» SHORT TASK: Repeat every line below exactly as it reads.

===== DATA EXTRACT =====

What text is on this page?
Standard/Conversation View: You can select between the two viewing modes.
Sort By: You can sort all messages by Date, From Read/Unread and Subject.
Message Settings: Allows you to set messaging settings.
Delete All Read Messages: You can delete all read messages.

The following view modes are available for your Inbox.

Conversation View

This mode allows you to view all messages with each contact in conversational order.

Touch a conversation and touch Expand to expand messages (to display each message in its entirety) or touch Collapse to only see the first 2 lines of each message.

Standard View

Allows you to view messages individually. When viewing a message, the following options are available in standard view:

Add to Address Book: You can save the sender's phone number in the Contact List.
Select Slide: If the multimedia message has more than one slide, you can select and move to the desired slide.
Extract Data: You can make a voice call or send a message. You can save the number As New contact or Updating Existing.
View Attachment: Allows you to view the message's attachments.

=====

» COMPLETED TASK:
What text is on this page?
Standard/Conversation View: You can select between the two viewing modes.
Sort By: You can sort all messages by Date, From Read/Unread and Subject.
Message Settings: Allows you to set messaging settings.
Delete All Read Messages: You can delete all read messages.

The following view modes are available for your Inbox.

Conversation View

This mode allows you to view all messages with each contact in conversational order.

Touch a conversation and touch Expand to expand messages (to display each message in its entirety) or touch Collapse to only see the first 2 lines of each message.

Standard View

Allows you to view messages individually. When viewing a message, the following options are available in standard view:

Add to Address Book: You can save the sender's phone number in the Contact List.
Select Slide: If the multimedia message has more than one slide, you can select and move to the desired slide.
Extract Data: You can make a voice call or send a message. You can save the number As New contact or Updating Existing.
View Attachment: Allows you to view the message's attachments.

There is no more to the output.